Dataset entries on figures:

┌────────

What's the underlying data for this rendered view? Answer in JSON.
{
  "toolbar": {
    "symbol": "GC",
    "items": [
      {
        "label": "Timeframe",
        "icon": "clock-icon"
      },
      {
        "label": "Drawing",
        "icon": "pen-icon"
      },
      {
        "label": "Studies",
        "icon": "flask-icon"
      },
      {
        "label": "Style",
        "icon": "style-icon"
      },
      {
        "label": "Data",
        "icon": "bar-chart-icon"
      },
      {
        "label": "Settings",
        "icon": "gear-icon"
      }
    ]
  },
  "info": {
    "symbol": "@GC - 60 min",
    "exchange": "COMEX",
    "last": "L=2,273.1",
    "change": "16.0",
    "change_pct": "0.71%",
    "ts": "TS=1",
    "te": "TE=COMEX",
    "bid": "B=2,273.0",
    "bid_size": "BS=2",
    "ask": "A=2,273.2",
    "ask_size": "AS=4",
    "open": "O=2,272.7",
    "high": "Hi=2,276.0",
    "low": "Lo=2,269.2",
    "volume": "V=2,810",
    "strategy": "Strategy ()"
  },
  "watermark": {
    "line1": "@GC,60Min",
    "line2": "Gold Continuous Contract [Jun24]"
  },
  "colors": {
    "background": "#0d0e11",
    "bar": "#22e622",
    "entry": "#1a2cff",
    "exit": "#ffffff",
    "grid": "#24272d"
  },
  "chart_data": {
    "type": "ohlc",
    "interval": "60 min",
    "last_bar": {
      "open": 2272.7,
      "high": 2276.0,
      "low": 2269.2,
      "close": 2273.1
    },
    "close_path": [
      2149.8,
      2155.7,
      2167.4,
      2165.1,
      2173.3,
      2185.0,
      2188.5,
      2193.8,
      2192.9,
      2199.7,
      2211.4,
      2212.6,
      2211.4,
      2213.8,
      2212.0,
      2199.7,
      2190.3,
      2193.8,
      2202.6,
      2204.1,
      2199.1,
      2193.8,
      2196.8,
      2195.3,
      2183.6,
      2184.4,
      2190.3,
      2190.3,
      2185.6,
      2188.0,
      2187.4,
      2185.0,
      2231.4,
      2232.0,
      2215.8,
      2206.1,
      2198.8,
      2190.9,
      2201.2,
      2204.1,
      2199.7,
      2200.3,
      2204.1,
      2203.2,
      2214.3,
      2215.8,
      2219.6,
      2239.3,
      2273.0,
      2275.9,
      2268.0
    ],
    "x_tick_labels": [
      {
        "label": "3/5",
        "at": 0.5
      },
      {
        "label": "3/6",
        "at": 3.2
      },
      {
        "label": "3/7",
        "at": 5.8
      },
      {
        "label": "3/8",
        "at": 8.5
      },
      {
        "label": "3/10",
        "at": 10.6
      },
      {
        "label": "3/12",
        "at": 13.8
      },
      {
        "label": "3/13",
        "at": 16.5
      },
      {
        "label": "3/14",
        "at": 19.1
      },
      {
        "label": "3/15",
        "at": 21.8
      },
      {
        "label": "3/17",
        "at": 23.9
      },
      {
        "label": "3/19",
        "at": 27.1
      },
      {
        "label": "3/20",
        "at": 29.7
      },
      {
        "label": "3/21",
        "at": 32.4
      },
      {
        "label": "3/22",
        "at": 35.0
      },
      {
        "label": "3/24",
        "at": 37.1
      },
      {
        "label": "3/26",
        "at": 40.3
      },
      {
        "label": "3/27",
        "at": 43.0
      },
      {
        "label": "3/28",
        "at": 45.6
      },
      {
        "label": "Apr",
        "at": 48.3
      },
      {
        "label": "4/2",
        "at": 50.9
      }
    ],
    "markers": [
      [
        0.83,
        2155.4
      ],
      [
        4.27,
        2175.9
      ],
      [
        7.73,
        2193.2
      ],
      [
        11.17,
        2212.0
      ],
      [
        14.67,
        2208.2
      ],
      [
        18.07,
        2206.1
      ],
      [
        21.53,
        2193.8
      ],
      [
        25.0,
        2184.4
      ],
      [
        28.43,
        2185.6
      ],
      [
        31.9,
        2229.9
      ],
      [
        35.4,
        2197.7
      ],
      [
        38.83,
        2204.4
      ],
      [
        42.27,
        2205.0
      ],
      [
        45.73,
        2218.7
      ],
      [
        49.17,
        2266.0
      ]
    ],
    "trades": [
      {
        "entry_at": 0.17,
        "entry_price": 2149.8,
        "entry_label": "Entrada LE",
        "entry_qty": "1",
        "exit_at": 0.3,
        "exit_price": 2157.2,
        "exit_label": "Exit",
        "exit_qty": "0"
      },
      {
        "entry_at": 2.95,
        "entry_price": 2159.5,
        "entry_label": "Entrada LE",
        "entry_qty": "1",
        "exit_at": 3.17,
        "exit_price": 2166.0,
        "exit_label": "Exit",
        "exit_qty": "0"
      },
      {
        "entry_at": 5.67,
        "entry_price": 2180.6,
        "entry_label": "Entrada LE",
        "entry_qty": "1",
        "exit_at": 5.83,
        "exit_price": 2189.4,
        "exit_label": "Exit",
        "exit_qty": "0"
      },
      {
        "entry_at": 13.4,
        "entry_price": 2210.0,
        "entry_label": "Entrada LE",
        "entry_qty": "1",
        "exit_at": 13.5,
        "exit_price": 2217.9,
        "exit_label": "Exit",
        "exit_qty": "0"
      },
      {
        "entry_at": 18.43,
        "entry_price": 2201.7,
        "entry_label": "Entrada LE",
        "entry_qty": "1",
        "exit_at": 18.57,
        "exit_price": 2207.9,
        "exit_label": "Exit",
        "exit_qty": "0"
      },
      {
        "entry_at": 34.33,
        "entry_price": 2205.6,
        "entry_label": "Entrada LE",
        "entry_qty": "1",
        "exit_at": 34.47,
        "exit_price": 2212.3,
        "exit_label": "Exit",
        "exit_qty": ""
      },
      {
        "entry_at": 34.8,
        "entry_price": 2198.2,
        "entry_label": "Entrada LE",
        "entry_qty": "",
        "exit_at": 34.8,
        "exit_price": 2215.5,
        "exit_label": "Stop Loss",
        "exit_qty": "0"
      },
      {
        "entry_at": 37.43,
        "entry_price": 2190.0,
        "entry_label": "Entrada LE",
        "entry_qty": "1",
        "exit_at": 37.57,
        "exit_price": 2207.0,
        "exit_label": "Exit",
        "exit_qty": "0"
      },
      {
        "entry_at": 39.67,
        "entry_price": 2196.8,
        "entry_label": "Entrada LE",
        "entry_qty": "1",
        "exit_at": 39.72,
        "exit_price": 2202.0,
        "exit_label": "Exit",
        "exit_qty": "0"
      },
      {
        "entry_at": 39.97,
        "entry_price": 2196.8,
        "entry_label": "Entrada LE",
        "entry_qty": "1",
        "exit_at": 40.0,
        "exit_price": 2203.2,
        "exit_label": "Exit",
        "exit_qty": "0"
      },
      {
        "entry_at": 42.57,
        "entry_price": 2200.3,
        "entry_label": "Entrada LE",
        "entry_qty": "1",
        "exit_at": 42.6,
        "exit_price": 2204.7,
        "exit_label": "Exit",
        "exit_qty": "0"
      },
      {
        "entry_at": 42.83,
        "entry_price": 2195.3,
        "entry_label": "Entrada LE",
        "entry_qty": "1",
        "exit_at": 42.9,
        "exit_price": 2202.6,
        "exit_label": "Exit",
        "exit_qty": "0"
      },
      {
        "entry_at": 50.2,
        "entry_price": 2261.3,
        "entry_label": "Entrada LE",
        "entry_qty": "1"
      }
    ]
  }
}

└────────

### THE REQUEST
Repeat every entry exactly as written above.

### PROBLEM SOLUTION
What's the underlying data for this rendered view? Answer in JSON.
{
  "toolbar": {
    "symbol": "GC",
    "items": [
      {
        "label": "Timeframe",
        "icon": "clock-icon"
      },
      {
        "label": "Drawing",
        "icon": "pen-icon"
      },
      {
        "label": "Studies",
        "icon": "flask-icon"
      },
      {
        "label": "Style",
        "icon": "style-icon"
      },
      {
        "label": "Data",
        "icon": "bar-chart-icon"
      },
      {
        "label": "Settings",
        "icon": "gear-icon"
      }
    ]
  },
  "info": {
    "symbol": "@GC - 60 min",
    "exchange": "COMEX",
    "last": "L=2,273.1",
    "change": "16.0",
    "change_pct": "0.71%",
    "ts": "TS=1",
    "te": "TE=COMEX",
    "bid": "B=2,273.0",
    "bid_size": "BS=2",
    "ask": "A=2,273.2",
    "ask_size": "AS=4",
    "open": "O=2,272.7",
    "high": "Hi=2,276.0",
    "low": "Lo=2,269.2",
    "volume": "V=2,810",
    "strategy": "Strategy ()"
  },
  "watermark": {
    "line1": "@GC,60Min",
    "line2": "Gold Continuous Contract [Jun24]"
  },
  "colors": {
    "background": "#0d0e11",
    "bar": "#22e622",
    "entry": "#1a2cff",
    "exit": "#ffffff",
    "grid": "#24272d"
  },
  "chart_data": {
    "type": "ohlc",
    "interval": "60 min",
    "last_bar": {
      "open": 2272.7,
      "high": 2276.0,
      "low": 2269.2,
      "close": 2273.1
    },
    "close_path": [
      2149.8,
      2155.7,
      2167.4,
      2165.1,
      2173.3,
      2185.0,
      2188.5,
      2193.8,
      2192.9,
      2199.7,
      2211.4,
      2212.6,
      2211.4,
      2213.8,
      2212.0,
      2199.7,
      2190.3,
      2193.8,
      2202.6,
      2204.1,
      2199.1,
      2193.8,
      2196.8,
      2195.3,
      2183.6,
      2184.4,
      2190.3,
      2190.3,
      2185.6,
      2188.0,
      2187.4,
      2185.0,
      2231.4,
      2232.0,
      2215.8,
      2206.1,
      2198.8,
      2190.9,
      2201.2,
      2204.1,
      2199.7,
      2200.3,
      2204.1,
      2203.2,
      2214.3,
      2215.8,
      2219.6,
      2239.3,
      2273.0,
      2275.9,
      2268.0
    ],
    "x_tick_labels": [
      {
        "label": "3/5",
        "at": 0.5
      },
      {
        "label": "3/6",
        "at": 3.2
      },
      {
        "label": "3/7",
        "at": 5.8
      },
      {
        "label": "3/8",
        "at": 8.5
      },
      {
        "label": "3/10",
        "at": 10.6
      },
      {
        "label": "3/12",
        "at": 13.8
      },
      {
        "label": "3/13",
        "at": 16.5
      },
      {
        "label": "3/14",
        "at": 19.1
      },
      {
        "label": "3/15",
        "at": 21.8
      },
      {
        "label": "3/17",
        "at": 23.9
      },
      {
        "label": "3/19",
        "at": 27.1
      },
      {
        "label": "3/20",
        "at": 29.7
      },
      {
        "label": "3/21",
        "at": 32.4
      },
      {
        "label": "3/22",
        "at": 35.0
      },
      {
        "label": "3/24",
        "at": 37.1
      },
      {
        "label": "3/26",
        "at": 40.3
      },
      {
        "label": "3/27",
        "at": 43.0
      },
      {
        "label": "3/28",
        "at": 45.6
      },
      {
        "label": "Apr",
        "at": 48.3
      },
      {
        "label": "4/2",
        "at": 50.9
      }
    ],
    "markers": [
      [
        0.83,
        2155.4
      ],
      [
        4.27,
        2175.9
      ],
      [
        7.73,
        2193.2
      ],
      [
        11.17,
        2212.0
      ],
      [
        14.67,
        2208.2
      ],
      [
        18.07,
        2206.1
      ],
      [
        21.53,
        2193.8
      ],
      [
        25.0,
        2184.4
      ],
      [
        28.43,
        2185.6
      ],
      [
        31.9,
        2229.9
      ],
      [
        35.4,
        2197.7
      ],
      [
        38.83,
        2204.4
      ],
      [
        42.27,
        2205.0
      ],
      [
        45.73,
        2218.7
      ],
      [
        49.17,
        2266.0
      ]
    ],
    "trades": [
      {
        "entry_at": 0.17,
        "entry_price": 2149.8,
        "entry_label": "Entrada LE",
        "entry_qty": "1",
        "exit_at": 0.3,
        "exit_price": 2157.2,
        "exit_label": "Exit",
        "exit_qty": "0"
      },
      {
        "entry_at": 2.95,
        "entry_price": 2159.5,
        "entry_label": "Entrada LE",
        "entry_qty": "1",
        "exit_at": 3.17,
        "exit_price": 2166.0,
        "exit_label": "Exit",
        "exit_qty": "0"
      },
      {
        "entry_at": 5.67,
        "entry_price": 2180.6,
        "entry_label": "Entrada LE",
        "entry_qty": "1",
        "exit_at": 5.83,
        "exit_price": 2189.4,
        "exit_label": "Exit",
        "exit_qty": "0"
      },
      {
        "entry_at": 13.4,
        "entry_price": 2210.0,
        "entry_label": "Entrada LE",
        "entry_qty": "1",
        "exit_at": 13.5,
        "exit_price": 2217.9,
        "exit_label": "Exit",
        "exit_qty": "0"
      },
      {
        "entry_at": 18.43,
        "entry_price": 2201.7,
        "entry_label": "Entrada LE",
        "entry_qty": "1",
        "exit_at": 18.57,
        "exit_price": 2207.9,
        "exit_label": "Exit",
        "exit_qty": "0"
      },
      {
        "entry_at": 34.33,
        "entry_price": 2205.6,
        "entry_label": "Entrada LE",
        "entry_qty": "1",
        "exit_at": 34.47,
        "exit_price": 2212.3,
        "exit_label": "Exit",
        "exit_qty": ""
      },
      {
        "entry_at": 34.8,
        "entry_price": 2198.2,
        "entry_label": "Entrada LE",
        "entry_qty": "",
        "exit_at": 34.8,
        "exit_price": 2215.5,
        "exit_label": "Stop Loss",
        "exit_qty": "0"
      },
      {
        "entry_at": 37.43,
        "entry_price": 2190.0,
        "entry_label": "Entrada LE",
        "entry_qty": "1",
        "exit_at": 37.57,
        "exit_price": 2207.0,
        "exit_label": "Exit",
        "exit_qty": "0"
      },
      {
        "entry_at": 39.67,
        "entry_price": 2196.8,
        "entry_label": "Entrada LE",
        "entry_qty": "1",
        "exit_at": 39.72,
        "exit_price": 2202.0,
        "exit_label": "Exit",
        "exit_qty": "0"
      },
      {
        "entry_at": 39.97,
        "entry_price": 2196.8,
        "entry_label": "Entrada LE",
        "entry_qty": "1",
        "exit_at": 40.0,
        "exit_price": 2203.2,
        "exit_label": "Exit",
        "exit_qty": "0"
      },
      {
        "entry_at": 42.57,
        "entry_price": 2200.3,
        "entry_label": "Entrada LE",
        "entry_qty": "1",
        "exit_at": 42.6,
        "exit_price": 2204.7,
        "exit_label": "Exit",
        "exit_qty": "0"
      },
      {
        "entry_at": 42.83,
        "entry_price": 2195.3,
        "entry_label": "Entrada LE",
        "entry_qty": "1",
        "exit_at": 42.9,
        "exit_price": 2202.6,
        "exit_label": "Exit",
        "exit_qty": "0"
      },
      {
        "entry_at": 50.2,
        "entry_price": 2261.3,
        "entry_label": "Entrada LE",
        "entry_qty": "1"
      }
    ]
  }
}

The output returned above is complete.